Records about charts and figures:
○ ○ ○

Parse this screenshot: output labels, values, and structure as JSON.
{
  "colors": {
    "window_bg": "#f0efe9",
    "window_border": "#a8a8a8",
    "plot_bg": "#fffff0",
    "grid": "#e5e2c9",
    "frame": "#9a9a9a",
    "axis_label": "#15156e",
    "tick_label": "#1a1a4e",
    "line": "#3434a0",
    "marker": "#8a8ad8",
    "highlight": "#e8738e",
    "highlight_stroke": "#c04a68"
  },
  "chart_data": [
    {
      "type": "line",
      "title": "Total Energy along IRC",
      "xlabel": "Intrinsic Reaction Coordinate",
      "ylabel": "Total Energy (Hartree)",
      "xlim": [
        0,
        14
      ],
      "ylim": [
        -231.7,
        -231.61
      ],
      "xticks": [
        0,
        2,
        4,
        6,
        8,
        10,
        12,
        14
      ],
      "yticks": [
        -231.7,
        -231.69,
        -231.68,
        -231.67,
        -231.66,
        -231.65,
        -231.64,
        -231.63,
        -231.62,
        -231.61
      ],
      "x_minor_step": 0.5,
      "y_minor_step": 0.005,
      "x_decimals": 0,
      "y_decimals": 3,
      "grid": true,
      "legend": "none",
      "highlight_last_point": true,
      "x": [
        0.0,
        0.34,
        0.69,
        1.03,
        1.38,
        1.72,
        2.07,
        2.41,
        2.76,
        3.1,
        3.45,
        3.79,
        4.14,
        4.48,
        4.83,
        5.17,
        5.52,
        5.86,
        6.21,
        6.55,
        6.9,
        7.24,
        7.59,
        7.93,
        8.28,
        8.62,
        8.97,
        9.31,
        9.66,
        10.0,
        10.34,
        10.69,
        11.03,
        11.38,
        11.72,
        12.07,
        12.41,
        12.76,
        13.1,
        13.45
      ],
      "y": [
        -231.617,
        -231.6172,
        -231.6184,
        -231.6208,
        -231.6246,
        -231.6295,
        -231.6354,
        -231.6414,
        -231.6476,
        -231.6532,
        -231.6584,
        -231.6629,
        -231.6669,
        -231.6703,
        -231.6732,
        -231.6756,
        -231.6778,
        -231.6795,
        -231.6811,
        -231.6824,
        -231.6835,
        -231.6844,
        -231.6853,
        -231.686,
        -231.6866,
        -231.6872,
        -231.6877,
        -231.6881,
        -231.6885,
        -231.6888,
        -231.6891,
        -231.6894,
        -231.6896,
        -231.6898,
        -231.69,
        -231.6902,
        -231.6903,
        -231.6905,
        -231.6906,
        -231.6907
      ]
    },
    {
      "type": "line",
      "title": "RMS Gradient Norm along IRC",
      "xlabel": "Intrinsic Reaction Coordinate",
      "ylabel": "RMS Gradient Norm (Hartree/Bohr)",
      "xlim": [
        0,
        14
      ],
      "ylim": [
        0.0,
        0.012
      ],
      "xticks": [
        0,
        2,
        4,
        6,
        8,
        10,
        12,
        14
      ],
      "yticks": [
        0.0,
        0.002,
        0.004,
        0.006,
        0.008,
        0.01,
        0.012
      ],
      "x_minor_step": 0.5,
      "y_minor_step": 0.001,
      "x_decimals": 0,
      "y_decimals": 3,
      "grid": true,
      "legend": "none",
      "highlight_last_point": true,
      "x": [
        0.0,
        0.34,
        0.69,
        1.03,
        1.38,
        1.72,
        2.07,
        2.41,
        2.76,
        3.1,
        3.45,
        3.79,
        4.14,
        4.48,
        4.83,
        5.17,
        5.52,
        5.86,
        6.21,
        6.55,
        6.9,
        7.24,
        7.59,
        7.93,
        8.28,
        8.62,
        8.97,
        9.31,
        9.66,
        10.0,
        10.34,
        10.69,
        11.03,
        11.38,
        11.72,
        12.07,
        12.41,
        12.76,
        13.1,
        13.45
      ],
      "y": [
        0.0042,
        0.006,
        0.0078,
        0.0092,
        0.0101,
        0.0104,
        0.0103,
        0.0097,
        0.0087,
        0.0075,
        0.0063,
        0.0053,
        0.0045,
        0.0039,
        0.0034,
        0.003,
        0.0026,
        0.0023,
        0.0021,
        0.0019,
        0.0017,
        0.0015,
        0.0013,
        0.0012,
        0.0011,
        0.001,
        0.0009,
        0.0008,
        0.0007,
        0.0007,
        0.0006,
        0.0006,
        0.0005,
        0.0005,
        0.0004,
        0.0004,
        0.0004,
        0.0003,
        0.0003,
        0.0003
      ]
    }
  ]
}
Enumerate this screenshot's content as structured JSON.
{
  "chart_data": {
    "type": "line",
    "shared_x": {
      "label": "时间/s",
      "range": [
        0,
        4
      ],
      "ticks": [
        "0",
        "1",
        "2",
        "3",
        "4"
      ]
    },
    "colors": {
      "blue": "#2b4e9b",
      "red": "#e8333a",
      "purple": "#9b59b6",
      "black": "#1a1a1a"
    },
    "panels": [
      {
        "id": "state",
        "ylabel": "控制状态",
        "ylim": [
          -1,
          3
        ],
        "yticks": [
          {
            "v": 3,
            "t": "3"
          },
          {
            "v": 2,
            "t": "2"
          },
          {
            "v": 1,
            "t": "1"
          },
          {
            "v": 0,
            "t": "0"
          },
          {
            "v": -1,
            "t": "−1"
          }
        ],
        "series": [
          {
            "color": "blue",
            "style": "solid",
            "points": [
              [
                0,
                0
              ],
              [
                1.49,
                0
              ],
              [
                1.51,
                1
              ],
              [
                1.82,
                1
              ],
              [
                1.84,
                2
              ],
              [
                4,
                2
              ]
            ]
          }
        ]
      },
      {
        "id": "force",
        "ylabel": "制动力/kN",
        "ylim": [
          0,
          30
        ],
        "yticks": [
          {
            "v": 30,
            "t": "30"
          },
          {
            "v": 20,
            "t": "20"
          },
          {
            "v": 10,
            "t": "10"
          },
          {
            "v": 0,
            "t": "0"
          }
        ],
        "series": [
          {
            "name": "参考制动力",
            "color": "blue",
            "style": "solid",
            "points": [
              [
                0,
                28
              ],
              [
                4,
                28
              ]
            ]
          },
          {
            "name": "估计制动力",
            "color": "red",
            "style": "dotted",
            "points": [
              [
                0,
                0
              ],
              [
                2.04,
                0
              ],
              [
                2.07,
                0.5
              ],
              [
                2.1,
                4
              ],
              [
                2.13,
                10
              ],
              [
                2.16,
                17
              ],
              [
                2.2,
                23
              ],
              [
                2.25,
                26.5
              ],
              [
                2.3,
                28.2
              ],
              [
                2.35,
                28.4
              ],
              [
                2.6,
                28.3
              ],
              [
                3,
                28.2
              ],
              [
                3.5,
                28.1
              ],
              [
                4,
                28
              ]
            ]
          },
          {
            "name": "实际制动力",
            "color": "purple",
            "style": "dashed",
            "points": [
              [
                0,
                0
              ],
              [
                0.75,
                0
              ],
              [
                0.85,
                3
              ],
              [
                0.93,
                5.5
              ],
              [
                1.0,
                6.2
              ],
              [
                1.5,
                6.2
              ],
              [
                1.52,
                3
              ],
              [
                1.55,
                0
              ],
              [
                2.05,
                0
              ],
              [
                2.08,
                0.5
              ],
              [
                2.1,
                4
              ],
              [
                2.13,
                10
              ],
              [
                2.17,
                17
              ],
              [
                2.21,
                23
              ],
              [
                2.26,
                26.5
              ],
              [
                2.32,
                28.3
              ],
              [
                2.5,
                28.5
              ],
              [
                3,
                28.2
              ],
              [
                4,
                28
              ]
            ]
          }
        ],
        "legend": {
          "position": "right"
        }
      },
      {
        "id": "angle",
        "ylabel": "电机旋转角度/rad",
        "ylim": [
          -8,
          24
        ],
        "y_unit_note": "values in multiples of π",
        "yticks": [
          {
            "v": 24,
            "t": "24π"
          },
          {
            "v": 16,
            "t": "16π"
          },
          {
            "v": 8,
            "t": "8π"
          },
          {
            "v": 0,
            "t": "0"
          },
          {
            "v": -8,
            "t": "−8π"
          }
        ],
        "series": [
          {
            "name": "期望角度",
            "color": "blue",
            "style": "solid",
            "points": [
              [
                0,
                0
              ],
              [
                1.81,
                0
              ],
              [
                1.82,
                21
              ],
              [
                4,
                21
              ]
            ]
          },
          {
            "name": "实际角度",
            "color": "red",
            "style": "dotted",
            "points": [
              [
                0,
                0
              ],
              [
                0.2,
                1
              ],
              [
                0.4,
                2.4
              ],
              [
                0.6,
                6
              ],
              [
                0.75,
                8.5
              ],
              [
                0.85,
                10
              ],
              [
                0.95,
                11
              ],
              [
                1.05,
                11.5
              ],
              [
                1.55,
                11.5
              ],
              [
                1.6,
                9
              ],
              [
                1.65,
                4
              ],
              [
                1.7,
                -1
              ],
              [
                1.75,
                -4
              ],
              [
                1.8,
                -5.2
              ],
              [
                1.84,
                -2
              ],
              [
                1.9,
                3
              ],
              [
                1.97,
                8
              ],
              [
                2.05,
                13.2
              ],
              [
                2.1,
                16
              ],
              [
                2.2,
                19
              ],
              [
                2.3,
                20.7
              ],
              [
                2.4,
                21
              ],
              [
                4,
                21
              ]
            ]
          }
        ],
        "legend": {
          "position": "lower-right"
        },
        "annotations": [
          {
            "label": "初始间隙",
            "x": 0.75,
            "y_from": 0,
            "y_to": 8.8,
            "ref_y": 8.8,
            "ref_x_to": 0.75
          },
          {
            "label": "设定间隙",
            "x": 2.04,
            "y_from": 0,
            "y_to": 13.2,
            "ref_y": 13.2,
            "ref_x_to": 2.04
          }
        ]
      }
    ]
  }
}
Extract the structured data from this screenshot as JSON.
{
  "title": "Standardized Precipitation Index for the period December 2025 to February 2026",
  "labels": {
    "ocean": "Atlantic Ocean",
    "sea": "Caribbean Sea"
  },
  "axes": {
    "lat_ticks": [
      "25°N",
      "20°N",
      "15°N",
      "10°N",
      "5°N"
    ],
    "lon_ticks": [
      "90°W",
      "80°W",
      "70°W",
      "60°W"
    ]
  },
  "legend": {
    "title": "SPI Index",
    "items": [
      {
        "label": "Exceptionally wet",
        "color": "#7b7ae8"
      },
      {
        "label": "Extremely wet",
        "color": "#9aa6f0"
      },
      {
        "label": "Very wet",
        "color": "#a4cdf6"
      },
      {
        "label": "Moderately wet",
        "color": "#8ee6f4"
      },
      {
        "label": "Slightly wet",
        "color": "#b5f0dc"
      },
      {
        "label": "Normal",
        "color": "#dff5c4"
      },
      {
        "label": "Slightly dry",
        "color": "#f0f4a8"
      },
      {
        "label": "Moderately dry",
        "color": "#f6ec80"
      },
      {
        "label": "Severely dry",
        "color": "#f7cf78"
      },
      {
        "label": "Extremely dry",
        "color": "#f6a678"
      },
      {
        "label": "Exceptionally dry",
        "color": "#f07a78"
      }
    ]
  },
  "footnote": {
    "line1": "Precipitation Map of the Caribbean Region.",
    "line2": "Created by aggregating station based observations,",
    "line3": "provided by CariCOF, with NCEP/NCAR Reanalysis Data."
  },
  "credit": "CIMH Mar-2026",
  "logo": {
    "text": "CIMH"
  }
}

○ ○ ○

• _Task description_
Write out the lines above, starting at the line that contains "Extract the structured" and ending with the final line, and nothing else; copy them exactly.

• _The answer_
Extract the structured data from this screenshot as JSON.
{
  "title": "Standardized Precipitation Index for the period December 2025 to February 2026",
  "labels": {
    "ocean": "Atlantic Ocean",
    "sea": "Caribbean Sea"
  },
  "axes": {
    "lat_ticks": [
      "25°N",
      "20°N",
      "15°N",
      "10°N",
      "5°N"
    ],
    "lon_ticks": [
      "90°W",
      "80°W",
      "70°W",
      "60°W"
    ]
  },
  "legend": {
    "title": "SPI Index",
    "items": [
      {
        "label": "Exceptionally wet",
        "color": "#7b7ae8"
      },
      {
        "label": "Extremely wet",
        "color": "#9aa6f0"
      },
      {
        "label": "Very wet",
        "color": "#a4cdf6"
      },
      {
        "label": "Moderately wet",
        "color": "#8ee6f4"
      },
      {
        "label": "Slightly wet",
        "color": "#b5f0dc"
      },
      {
        "label": "Normal",
        "color": "#dff5c4"
      },
      {
        "label": "Slightly dry",
        "color": "#f0f4a8"
      },
      {
        "label": "Moderately dry",
        "color": "#f6ec80"
      },
      {
        "label": "Severely dry",
        "color": "#f7cf78"
      },
      {
        "label": "Extremely dry",
        "color": "#f6a678"
      },
      {
        "label": "Exceptionally dry",
        "color": "#f07a78"
      }
    ]
  },
  "footnote": {
    "line1": "Precipitation Map of the Caribbean Region.",
    "line2": "Created by aggregating station based observations,",
    "line3": "provided by CariCOF, with NCEP/NCAR Reanalysis Data."
  },
  "credit": "CIMH Mar-2026",
  "logo": {
    "text": "CIMH"
  }
}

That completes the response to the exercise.